Challenge:
Check every line below for the word "utilisé" and show those that hold it.

The input:

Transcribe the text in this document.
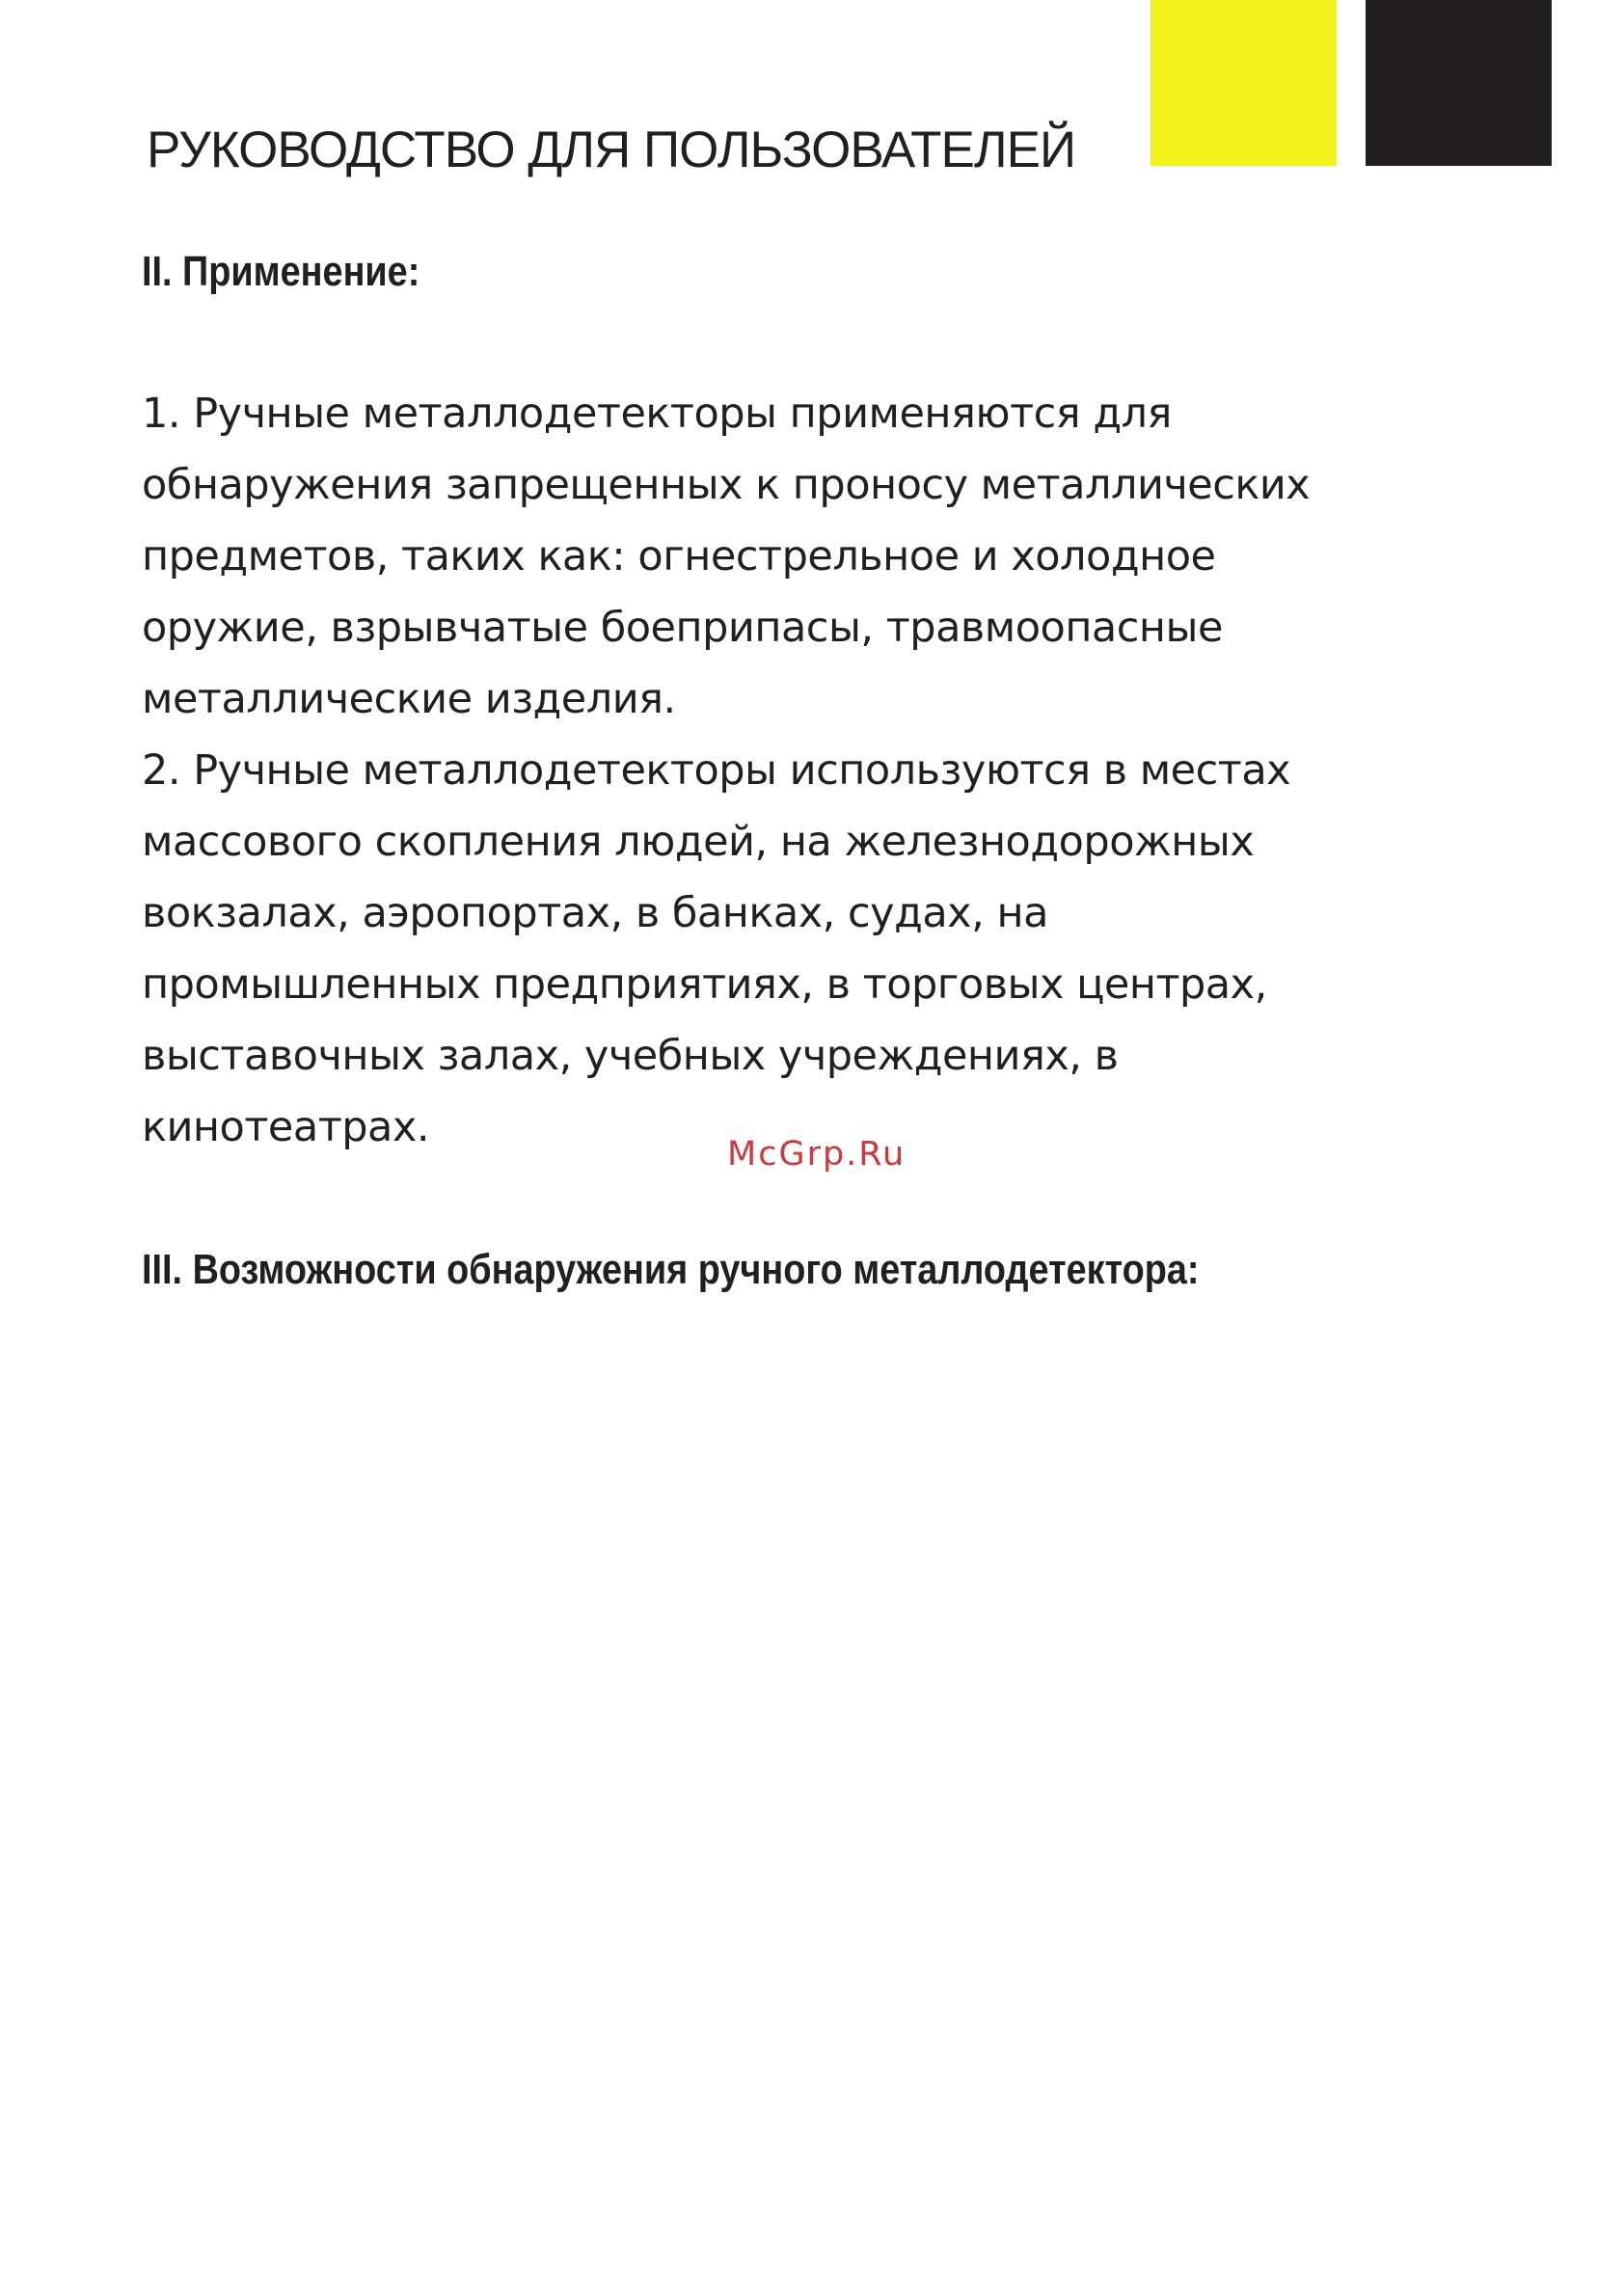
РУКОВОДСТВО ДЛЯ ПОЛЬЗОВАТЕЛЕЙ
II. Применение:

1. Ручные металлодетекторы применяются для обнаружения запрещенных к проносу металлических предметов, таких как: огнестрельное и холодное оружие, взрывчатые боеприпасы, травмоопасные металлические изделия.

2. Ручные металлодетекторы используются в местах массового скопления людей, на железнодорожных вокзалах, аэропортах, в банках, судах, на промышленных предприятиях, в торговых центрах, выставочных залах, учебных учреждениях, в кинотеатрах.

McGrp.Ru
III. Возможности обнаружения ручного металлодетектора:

---

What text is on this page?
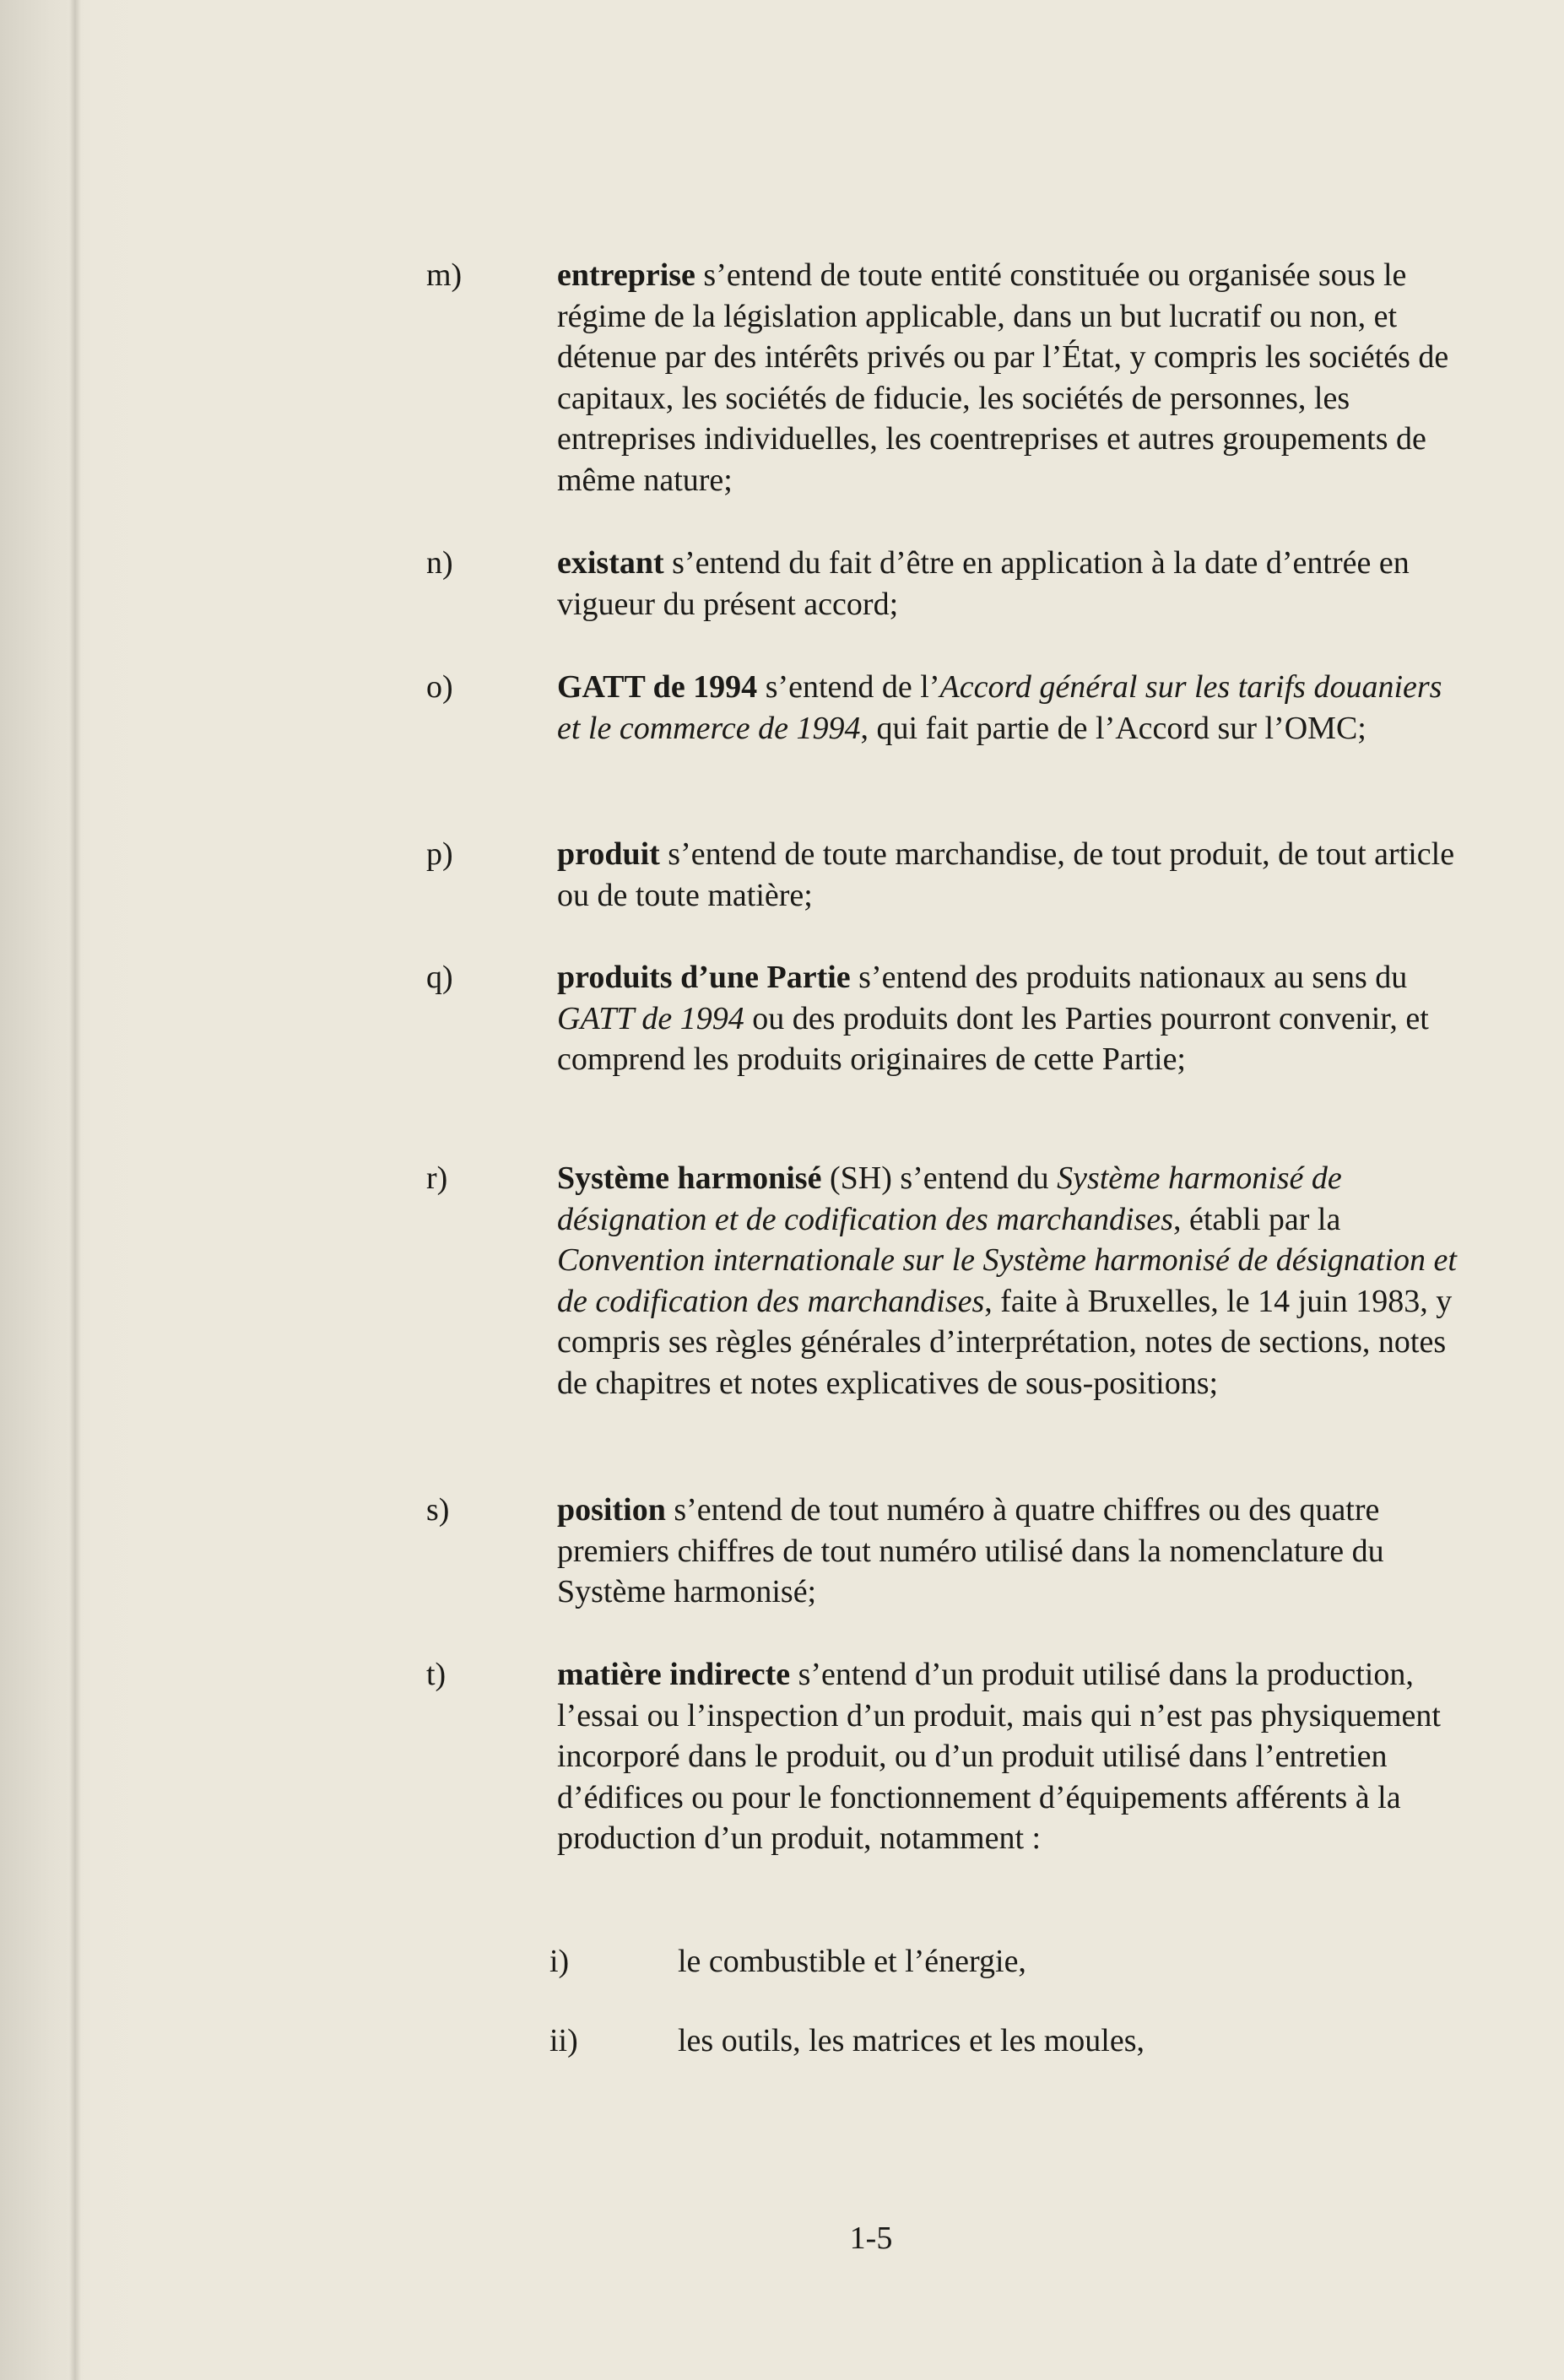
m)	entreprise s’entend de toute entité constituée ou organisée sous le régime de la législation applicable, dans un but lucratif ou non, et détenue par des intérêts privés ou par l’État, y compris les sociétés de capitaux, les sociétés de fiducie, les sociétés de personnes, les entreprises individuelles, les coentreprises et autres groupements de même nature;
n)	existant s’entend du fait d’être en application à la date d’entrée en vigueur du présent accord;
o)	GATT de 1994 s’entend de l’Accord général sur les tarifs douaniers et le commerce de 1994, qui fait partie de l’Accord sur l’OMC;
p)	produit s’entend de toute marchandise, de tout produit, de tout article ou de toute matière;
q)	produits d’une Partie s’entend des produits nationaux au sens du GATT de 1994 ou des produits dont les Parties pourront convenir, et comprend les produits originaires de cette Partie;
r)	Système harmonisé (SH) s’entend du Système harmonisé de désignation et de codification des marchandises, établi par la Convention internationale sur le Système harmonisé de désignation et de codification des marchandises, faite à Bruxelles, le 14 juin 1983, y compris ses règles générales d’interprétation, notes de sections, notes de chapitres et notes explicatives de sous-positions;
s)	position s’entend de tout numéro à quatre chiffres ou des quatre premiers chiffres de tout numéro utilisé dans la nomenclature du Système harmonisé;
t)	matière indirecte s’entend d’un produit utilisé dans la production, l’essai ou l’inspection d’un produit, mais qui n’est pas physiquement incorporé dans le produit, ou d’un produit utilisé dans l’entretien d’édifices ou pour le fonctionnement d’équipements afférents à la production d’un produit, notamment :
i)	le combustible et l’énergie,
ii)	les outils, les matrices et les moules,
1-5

Solution for this task:
s)	position s’entend de tout numéro à quatre chiffres ou des quatre premiers chiffres de tout numéro utilisé dans la nomenclature du Système harmonisé;
t)	matière indirecte s’entend d’un produit utilisé dans la production, l’essai ou l’inspection d’un produit, mais qui n’est pas physiquement incorporé dans le produit, ou d’un produit utilisé dans l’entretien d’édifices ou pour le fonctionnement d’équipements afférents à la production d’un produit, notamment :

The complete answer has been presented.